Rows from a dataset:
▼
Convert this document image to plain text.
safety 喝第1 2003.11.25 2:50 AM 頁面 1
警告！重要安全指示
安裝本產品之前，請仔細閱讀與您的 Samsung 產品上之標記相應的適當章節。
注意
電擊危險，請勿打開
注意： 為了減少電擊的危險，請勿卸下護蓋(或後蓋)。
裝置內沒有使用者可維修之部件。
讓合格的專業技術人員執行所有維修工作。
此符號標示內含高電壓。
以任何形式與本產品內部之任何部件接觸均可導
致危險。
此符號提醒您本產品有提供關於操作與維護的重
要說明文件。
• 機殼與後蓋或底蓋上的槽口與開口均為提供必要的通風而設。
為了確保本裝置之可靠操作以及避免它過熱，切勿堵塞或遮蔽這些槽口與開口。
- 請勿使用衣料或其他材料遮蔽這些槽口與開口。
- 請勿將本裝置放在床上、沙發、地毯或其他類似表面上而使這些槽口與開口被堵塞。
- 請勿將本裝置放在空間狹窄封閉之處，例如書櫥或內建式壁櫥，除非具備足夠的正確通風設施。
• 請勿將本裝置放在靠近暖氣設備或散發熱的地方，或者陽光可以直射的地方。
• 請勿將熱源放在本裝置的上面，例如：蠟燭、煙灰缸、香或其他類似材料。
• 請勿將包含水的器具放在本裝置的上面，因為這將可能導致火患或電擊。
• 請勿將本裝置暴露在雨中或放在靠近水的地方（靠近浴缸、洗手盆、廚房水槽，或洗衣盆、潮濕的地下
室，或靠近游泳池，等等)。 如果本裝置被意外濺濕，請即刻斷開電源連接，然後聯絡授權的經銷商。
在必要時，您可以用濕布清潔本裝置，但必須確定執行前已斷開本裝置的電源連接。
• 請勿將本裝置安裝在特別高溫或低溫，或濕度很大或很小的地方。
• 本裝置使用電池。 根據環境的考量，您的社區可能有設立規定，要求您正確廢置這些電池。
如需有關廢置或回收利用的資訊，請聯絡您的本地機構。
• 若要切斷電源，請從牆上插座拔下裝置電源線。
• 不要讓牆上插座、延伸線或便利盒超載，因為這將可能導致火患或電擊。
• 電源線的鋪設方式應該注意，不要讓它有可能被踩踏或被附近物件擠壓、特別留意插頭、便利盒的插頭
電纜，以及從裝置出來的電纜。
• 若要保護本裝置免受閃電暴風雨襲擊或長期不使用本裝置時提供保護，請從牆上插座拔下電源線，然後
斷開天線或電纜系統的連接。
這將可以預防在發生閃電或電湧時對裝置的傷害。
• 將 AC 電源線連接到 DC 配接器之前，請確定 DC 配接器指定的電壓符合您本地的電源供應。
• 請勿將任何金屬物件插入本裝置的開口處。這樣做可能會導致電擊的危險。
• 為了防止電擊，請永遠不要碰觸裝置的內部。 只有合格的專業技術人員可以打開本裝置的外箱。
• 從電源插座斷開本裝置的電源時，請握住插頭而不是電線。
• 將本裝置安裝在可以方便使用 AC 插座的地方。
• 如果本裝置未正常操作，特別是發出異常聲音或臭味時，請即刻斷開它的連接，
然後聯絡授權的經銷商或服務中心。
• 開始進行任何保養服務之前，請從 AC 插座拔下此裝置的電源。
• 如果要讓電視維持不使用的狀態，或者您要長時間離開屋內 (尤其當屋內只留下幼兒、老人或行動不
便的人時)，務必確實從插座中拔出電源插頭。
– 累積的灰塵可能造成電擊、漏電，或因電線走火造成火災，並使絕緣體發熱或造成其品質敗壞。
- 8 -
▲
Your objective
Repeat all entries. Match them exactly.

Answer
Convert this document image to plain text.
safety 喝第1 2003.11.25 2:50 AM 頁面 1
警告！重要安全指示
安裝本產品之前，請仔細閱讀與您的 Samsung 產品上之標記相應的適當章節。
注意
電擊危險，請勿打開
注意： 為了減少電擊的危險，請勿卸下護蓋(或後蓋)。
裝置內沒有使用者可維修之部件。
讓合格的專業技術人員執行所有維修工作。
此符號標示內含高電壓。
以任何形式與本產品內部之任何部件接觸均可導
致危險。
此符號提醒您本產品有提供關於操作與維護的重
要說明文件。
• 機殼與後蓋或底蓋上的槽口與開口均為提供必要的通風而設。
為了確保本裝置之可靠操作以及避免它過熱，切勿堵塞或遮蔽這些槽口與開口。
- 請勿使用衣料或其他材料遮蔽這些槽口與開口。
- 請勿將本裝置放在床上、沙發、地毯或其他類似表面上而使這些槽口與開口被堵塞。
- 請勿將本裝置放在空間狹窄封閉之處，例如書櫥或內建式壁櫥，除非具備足夠的正確通風設施。
• 請勿將本裝置放在靠近暖氣設備或散發熱的地方，或者陽光可以直射的地方。
• 請勿將熱源放在本裝置的上面，例如：蠟燭、煙灰缸、香或其他類似材料。
• 請勿將包含水的器具放在本裝置的上面，因為這將可能導致火患或電擊。
• 請勿將本裝置暴露在雨中或放在靠近水的地方（靠近浴缸、洗手盆、廚房水槽，或洗衣盆、潮濕的地下
室，或靠近游泳池，等等)。 如果本裝置被意外濺濕，請即刻斷開電源連接，然後聯絡授權的經銷商。
在必要時，您可以用濕布清潔本裝置，但必須確定執行前已斷開本裝置的電源連接。
• 請勿將本裝置安裝在特別高溫或低溫，或濕度很大或很小的地方。
• 本裝置使用電池。 根據環境的考量，您的社區可能有設立規定，要求您正確廢置這些電池。
如需有關廢置或回收利用的資訊，請聯絡您的本地機構。
• 若要切斷電源，請從牆上插座拔下裝置電源線。
• 不要讓牆上插座、延伸線或便利盒超載，因為這將可能導致火患或電擊。
• 電源線的鋪設方式應該注意，不要讓它有可能被踩踏或被附近物件擠壓、特別留意插頭、便利盒的插頭
電纜，以及從裝置出來的電纜。
• 若要保護本裝置免受閃電暴風雨襲擊或長期不使用本裝置時提供保護，請從牆上插座拔下電源線，然後
斷開天線或電纜系統的連接。
這將可以預防在發生閃電或電湧時對裝置的傷害。
• 將 AC 電源線連接到 DC 配接器之前，請確定 DC 配接器指定的電壓符合您本地的電源供應。
• 請勿將任何金屬物件插入本裝置的開口處。這樣做可能會導致電擊的危險。
• 為了防止電擊，請永遠不要碰觸裝置的內部。 只有合格的專業技術人員可以打開本裝置的外箱。
• 從電源插座斷開本裝置的電源時，請握住插頭而不是電線。
• 將本裝置安裝在可以方便使用 AC 插座的地方。
• 如果本裝置未正常操作，特別是發出異常聲音或臭味時，請即刻斷開它的連接，
然後聯絡授權的經銷商或服務中心。
• 開始進行任何保養服務之前，請從 AC 插座拔下此裝置的電源。
• 如果要讓電視維持不使用的狀態，或者您要長時間離開屋內 (尤其當屋內只留下幼兒、老人或行動不
便的人時)，務必確實從插座中拔出電源插頭。
– 累積的灰塵可能造成電擊、漏電，或因電線走火造成火災，並使絕緣體發熱或造成其品質敗壞。
- 8 -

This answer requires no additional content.